■ Goal ■
Copy all the data exactly, except the pictures.

Dataset items
-=-=-
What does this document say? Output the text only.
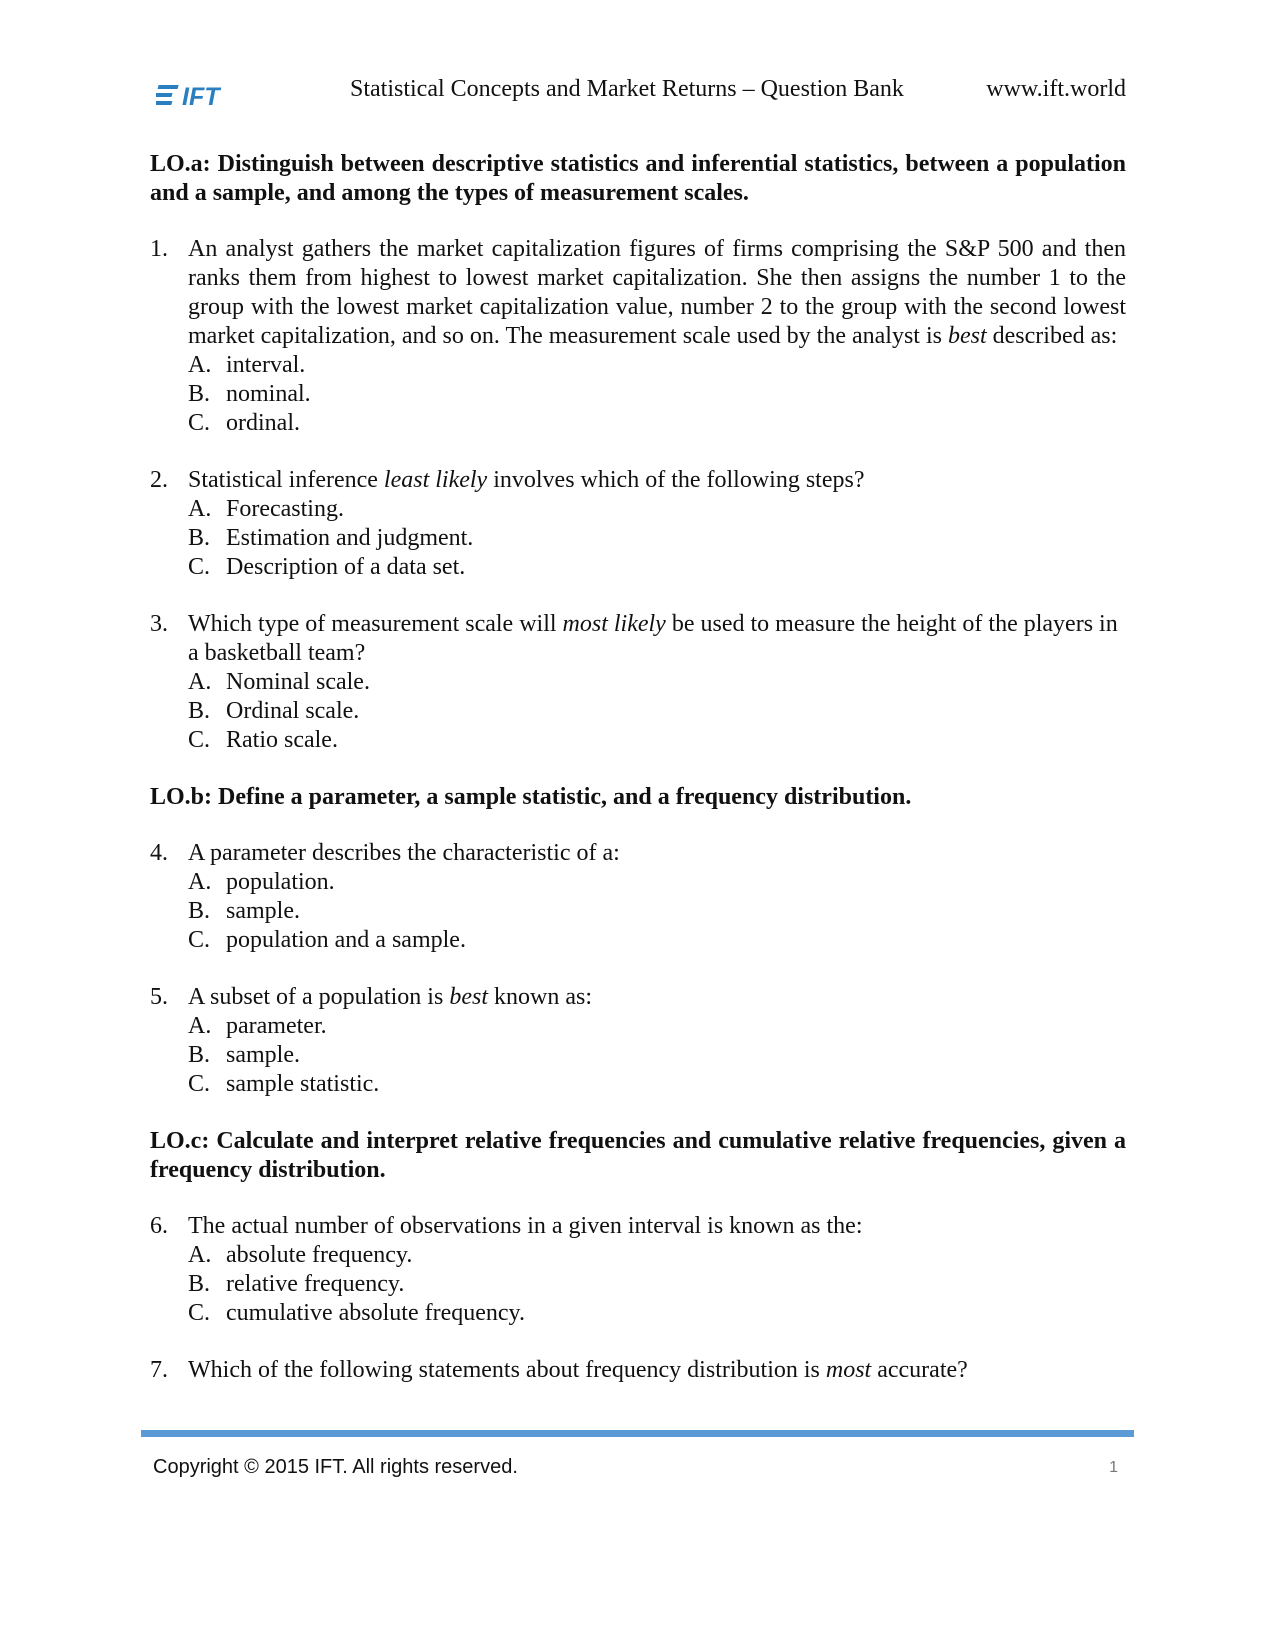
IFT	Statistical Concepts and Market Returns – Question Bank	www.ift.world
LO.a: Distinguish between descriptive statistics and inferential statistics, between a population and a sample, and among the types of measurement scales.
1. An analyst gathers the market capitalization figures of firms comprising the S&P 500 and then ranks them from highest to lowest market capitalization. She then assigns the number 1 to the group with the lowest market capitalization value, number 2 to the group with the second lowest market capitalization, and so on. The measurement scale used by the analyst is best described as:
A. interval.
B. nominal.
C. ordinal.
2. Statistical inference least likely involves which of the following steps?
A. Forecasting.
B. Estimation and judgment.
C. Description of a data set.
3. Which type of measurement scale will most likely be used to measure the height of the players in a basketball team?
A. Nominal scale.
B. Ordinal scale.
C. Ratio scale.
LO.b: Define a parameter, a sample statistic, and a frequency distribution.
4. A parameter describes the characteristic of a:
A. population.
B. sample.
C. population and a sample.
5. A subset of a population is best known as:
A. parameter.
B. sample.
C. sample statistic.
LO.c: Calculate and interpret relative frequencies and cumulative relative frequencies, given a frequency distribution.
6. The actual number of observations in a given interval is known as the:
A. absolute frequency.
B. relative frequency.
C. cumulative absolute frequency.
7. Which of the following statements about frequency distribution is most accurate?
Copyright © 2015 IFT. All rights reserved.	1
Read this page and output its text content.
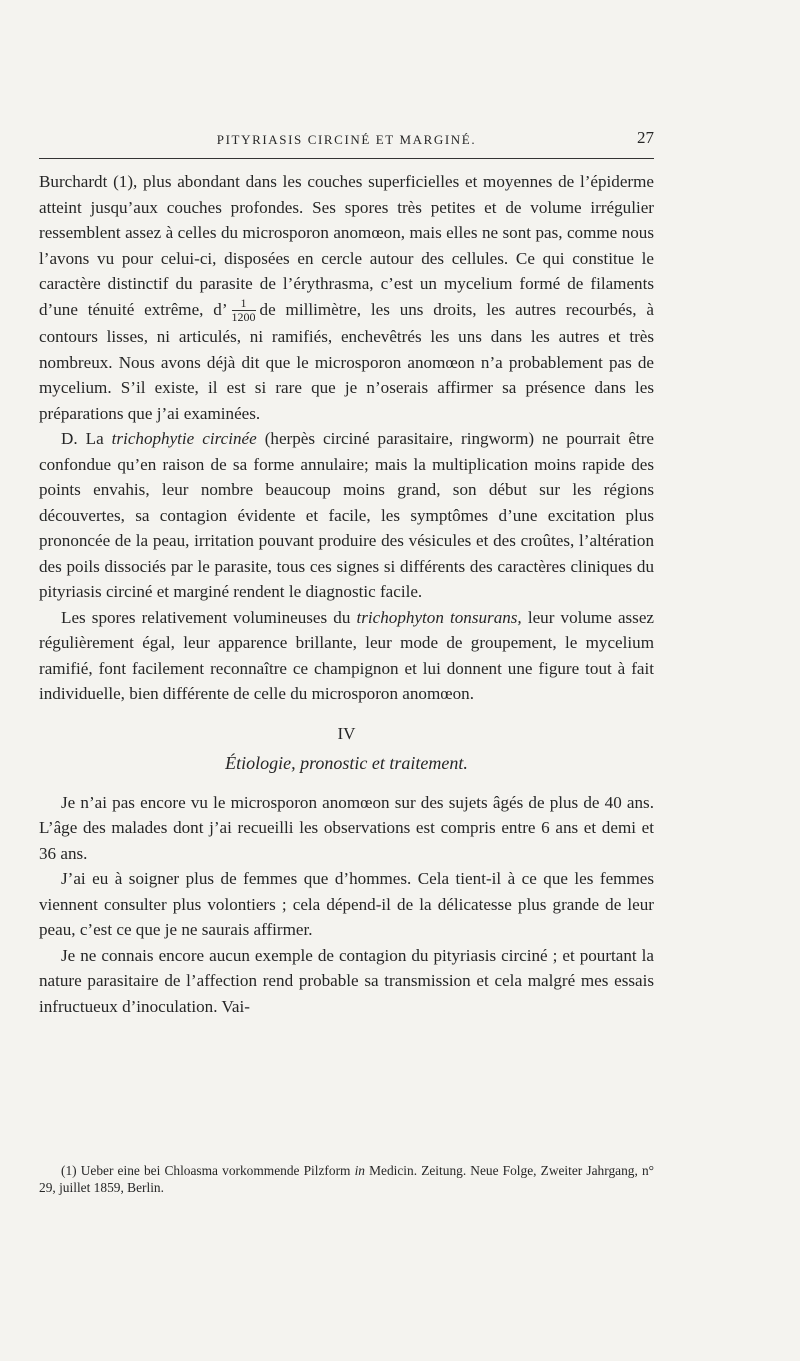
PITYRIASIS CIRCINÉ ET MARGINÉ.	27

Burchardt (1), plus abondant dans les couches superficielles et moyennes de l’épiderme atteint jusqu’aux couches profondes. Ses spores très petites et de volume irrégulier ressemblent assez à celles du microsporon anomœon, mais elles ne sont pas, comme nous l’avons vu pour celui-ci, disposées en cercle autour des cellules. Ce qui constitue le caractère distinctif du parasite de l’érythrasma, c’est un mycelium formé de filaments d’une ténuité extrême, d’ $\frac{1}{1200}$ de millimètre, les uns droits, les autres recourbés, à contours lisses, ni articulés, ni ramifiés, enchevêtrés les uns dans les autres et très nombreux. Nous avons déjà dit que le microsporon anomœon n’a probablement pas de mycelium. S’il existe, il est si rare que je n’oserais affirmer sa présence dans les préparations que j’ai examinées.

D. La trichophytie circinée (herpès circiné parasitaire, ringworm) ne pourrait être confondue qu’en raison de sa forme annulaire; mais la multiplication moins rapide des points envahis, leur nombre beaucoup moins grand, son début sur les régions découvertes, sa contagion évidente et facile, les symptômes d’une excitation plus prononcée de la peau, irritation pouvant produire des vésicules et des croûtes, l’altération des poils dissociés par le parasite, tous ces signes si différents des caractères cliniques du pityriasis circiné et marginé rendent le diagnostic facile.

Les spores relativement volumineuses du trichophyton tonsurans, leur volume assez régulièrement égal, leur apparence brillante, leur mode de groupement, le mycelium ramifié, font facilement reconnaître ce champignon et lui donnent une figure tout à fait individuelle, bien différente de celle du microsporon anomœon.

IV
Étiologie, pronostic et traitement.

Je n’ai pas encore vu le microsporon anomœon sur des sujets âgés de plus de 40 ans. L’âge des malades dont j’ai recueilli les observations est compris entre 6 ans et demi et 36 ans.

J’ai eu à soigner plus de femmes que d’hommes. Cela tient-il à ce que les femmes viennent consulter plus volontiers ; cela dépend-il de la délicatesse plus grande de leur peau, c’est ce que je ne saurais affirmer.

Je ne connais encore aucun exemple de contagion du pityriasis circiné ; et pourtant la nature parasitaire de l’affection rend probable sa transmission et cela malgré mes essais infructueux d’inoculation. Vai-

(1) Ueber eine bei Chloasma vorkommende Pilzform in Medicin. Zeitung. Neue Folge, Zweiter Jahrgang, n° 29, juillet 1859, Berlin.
-=-=-
■ The reply ■
What does this document say? Output the text only.
IFT	Statistical Concepts and Market Returns – Question Bank	www.ift.world
LO.a: Distinguish between descriptive statistics and inferential statistics, between a population and a sample, and among the types of measurement scales.
1. An analyst gathers the market capitalization figures of firms comprising the S&P 500 and then ranks them from highest to lowest market capitalization. She then assigns the number 1 to the group with the lowest market capitalization value, number 2 to the group with the second lowest market capitalization, and so on. The measurement scale used by the analyst is best described as:
A. interval.
B. nominal.
C. ordinal.
2. Statistical inference least likely involves which of the following steps?
A. Forecasting.
B. Estimation and judgment.
C. Description of a data set.
3. Which type of measurement scale will most likely be used to measure the height of the players in a basketball team?
A. Nominal scale.
B. Ordinal scale.
C. Ratio scale.
LO.b: Define a parameter, a sample statistic, and a frequency distribution.
4. A parameter describes the characteristic of a:
A. population.
B. sample.
C. population and a sample.
5. A subset of a population is best known as:
A. parameter.
B. sample.
C. sample statistic.
LO.c: Calculate and interpret relative frequencies and cumulative relative frequencies, given a frequency distribution.
6. The actual number of observations in a given interval is known as the:
A. absolute frequency.
B. relative frequency.
C. cumulative absolute frequency.
7. Which of the following statements about frequency distribution is most accurate?
Copyright © 2015 IFT. All rights reserved.	1
Read this page and output its text content.
PITYRIASIS CIRCINÉ ET MARGINÉ.	27

Burchardt (1), plus abondant dans les couches superficielles et moyennes de l’épiderme atteint jusqu’aux couches profondes. Ses spores très petites et de volume irrégulier ressemblent assez à celles du microsporon anomœon, mais elles ne sont pas, comme nous l’avons vu pour celui-ci, disposées en cercle autour des cellules. Ce qui constitue le caractère distinctif du parasite de l’érythrasma, c’est un mycelium formé de filaments d’une ténuité extrême, d’ $\frac{1}{1200}$ de millimètre, les uns droits, les autres recourbés, à contours lisses, ni articulés, ni ramifiés, enchevêtrés les uns dans les autres et très nombreux. Nous avons déjà dit que le microsporon anomœon n’a probablement pas de mycelium. S’il existe, il est si rare que je n’oserais affirmer sa présence dans les préparations que j’ai examinées.

D. La trichophytie circinée (herpès circiné parasitaire, ringworm) ne pourrait être confondue qu’en raison de sa forme annulaire; mais la multiplication moins rapide des points envahis, leur nombre beaucoup moins grand, son début sur les régions découvertes, sa contagion évidente et facile, les symptômes d’une excitation plus prononcée de la peau, irritation pouvant produire des vésicules et des croûtes, l’altération des poils dissociés par le parasite, tous ces signes si différents des caractères cliniques du pityriasis circiné et marginé rendent le diagnostic facile.

Les spores relativement volumineuses du trichophyton tonsurans, leur volume assez régulièrement égal, leur apparence brillante, leur mode de groupement, le mycelium ramifié, font facilement reconnaître ce champignon et lui donnent une figure tout à fait individuelle, bien différente de celle du microsporon anomœon.

IV
Étiologie, pronostic et traitement.

Je n’ai pas encore vu le microsporon anomœon sur des sujets âgés de plus de 40 ans. L’âge des malades dont j’ai recueilli les observations est compris entre 6 ans et demi et 36 ans.

J’ai eu à soigner plus de femmes que d’hommes. Cela tient-il à ce que les femmes viennent consulter plus volontiers ; cela dépend-il de la délicatesse plus grande de leur peau, c’est ce que je ne saurais affirmer.

Je ne connais encore aucun exemple de contagion du pityriasis circiné ; et pourtant la nature parasitaire de l’affection rend probable sa transmission et cela malgré mes essais infructueux d’inoculation. Vai-

(1) Ueber eine bei Chloasma vorkommende Pilzform in Medicin. Zeitung. Neue Folge, Zweiter Jahrgang, n° 29, juillet 1859, Berlin.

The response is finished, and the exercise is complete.